** Material **
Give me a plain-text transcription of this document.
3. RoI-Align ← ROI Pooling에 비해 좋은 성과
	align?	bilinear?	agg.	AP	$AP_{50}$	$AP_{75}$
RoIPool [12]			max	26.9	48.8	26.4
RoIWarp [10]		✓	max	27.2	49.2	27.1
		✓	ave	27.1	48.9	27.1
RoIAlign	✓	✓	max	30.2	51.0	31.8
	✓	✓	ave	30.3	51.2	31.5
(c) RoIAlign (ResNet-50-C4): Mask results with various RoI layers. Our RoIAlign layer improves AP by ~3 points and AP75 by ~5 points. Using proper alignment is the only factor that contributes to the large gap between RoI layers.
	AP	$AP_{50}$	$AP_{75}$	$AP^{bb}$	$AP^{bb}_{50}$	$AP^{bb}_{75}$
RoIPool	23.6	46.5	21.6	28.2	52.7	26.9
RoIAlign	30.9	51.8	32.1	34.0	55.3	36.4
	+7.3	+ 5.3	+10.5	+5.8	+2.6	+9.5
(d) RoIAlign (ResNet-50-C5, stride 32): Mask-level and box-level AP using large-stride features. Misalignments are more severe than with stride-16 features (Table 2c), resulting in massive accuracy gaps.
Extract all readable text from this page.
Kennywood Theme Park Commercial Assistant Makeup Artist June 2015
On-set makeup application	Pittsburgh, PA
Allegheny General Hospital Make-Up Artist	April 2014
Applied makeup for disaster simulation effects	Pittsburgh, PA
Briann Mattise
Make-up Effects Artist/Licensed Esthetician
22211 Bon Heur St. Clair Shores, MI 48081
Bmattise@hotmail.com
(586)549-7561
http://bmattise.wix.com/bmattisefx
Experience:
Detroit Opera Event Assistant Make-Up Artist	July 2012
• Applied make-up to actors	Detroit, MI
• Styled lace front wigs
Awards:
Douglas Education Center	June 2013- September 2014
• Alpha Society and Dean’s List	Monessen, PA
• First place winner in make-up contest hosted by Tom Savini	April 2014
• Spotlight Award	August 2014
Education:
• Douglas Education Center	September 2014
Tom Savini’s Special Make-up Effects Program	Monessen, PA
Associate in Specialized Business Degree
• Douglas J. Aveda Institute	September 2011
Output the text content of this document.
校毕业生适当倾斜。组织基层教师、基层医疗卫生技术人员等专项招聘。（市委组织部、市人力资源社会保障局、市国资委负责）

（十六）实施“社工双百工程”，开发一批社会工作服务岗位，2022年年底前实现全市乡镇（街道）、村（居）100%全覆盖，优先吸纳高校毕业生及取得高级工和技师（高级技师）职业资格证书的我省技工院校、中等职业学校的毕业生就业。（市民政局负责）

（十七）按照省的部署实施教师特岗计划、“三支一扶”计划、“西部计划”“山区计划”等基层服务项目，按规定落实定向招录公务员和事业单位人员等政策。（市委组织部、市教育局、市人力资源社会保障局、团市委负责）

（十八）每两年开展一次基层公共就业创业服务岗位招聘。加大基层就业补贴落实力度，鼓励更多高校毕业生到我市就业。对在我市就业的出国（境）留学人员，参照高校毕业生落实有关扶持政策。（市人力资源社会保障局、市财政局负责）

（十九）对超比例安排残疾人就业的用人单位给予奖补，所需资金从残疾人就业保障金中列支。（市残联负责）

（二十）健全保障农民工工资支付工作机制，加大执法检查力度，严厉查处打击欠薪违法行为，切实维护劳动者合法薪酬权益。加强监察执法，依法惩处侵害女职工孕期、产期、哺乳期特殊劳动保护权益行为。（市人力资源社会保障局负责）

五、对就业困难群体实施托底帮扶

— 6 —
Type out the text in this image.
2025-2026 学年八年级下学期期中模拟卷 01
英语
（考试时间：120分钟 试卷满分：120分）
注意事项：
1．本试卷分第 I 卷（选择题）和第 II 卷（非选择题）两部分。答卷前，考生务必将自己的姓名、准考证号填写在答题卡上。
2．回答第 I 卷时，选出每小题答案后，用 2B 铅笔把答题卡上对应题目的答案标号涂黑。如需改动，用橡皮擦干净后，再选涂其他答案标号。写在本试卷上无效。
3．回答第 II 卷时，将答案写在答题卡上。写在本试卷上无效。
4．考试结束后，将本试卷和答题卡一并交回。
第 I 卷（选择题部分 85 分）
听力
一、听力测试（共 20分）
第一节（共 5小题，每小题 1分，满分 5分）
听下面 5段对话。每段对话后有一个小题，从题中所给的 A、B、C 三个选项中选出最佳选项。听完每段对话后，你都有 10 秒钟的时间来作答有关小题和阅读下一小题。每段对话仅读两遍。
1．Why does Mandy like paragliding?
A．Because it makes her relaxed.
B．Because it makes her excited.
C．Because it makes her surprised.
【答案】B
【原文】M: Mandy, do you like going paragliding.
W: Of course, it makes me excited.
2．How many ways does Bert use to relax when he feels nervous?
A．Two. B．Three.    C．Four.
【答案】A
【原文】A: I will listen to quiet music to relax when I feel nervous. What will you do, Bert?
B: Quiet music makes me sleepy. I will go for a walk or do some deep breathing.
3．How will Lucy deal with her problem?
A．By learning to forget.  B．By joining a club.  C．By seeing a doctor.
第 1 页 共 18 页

** Description of the task **
Read the data above. Pull out each line in which the string "Assistant" appears.

** Exercise solution **
Kennywood Theme Park Commercial Assistant Makeup Artist June 2015
Detroit Opera Event Assistant Make-Up Artist	July 2012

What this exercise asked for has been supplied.